--- Problem statement ---
List each line of the data in which the string "estimate" appears.

(Rows from a figure dataset)

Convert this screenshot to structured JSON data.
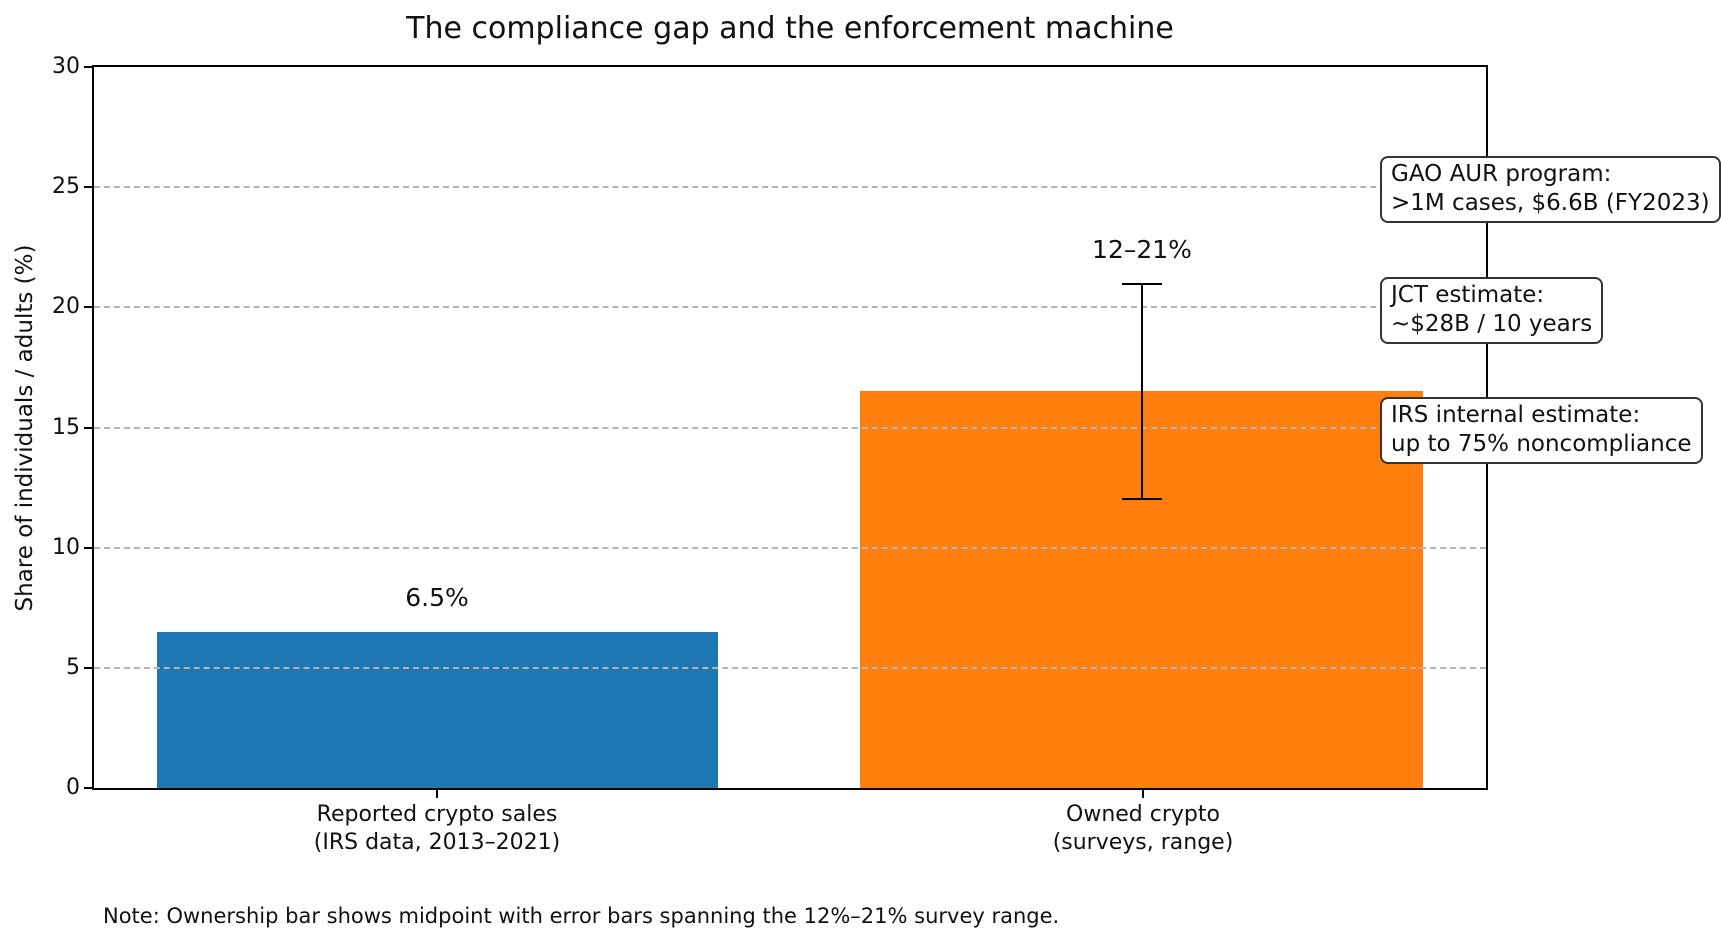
{
  "chart_data": {
    "type": "bar",
    "title": "The compliance gap and the enforcement machine",
    "ylabel": "Share of individuals / adults (%)",
    "xlabel": "",
    "ylim": [
      0,
      30
    ],
    "yticks": [
      0,
      5,
      10,
      15,
      20,
      25,
      30
    ],
    "ytick_labels": [
      "0",
      "5",
      "10",
      "15",
      "20",
      "25",
      "30"
    ],
    "grid": {
      "axis": "y",
      "style": "dashed",
      "color": "#b4b4b4",
      "on": true
    },
    "legend_position": "none",
    "categories": [
      "Reported crypto sales (IRS data, 2013–2021)",
      "Owned crypto (surveys, range)"
    ],
    "xtick_lines": [
      [
        "Reported crypto sales",
        "(IRS data, 2013–2021)"
      ],
      [
        "Owned crypto",
        "(surveys, range)"
      ]
    ],
    "values": [
      6.5,
      16.5
    ],
    "bar_colors": [
      "#1f77b4",
      "#ff7f0e"
    ],
    "bar_value_labels": [
      "6.5%",
      "12–21%"
    ],
    "error_bar": {
      "bar_index": 1,
      "low": 12,
      "high": 21,
      "midpoint": 16.5,
      "color": "#000000"
    },
    "annotations": [
      {
        "lines": [
          "GAO AUR program:",
          ">1M cases, $6.6B (FY2023)"
        ]
      },
      {
        "lines": [
          "JCT estimate:",
          "~$28B / 10 years"
        ]
      },
      {
        "lines": [
          "IRS internal estimate:",
          "up to 75% noncompliance"
        ]
      }
    ],
    "note": "Note: Ownership bar shows midpoint with error bars spanning the 12%–21% survey range."
  },
  "colors": {
    "background": "#ffffff",
    "spine": "#000000",
    "bar_blue": "#1f77b4",
    "bar_orange": "#ff7f0e",
    "grid": "#b4b4b4",
    "annotation_border": "#333333"
  }
}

--- Finished answer ---
          "JCT estimate:",
          "IRS internal estimate:",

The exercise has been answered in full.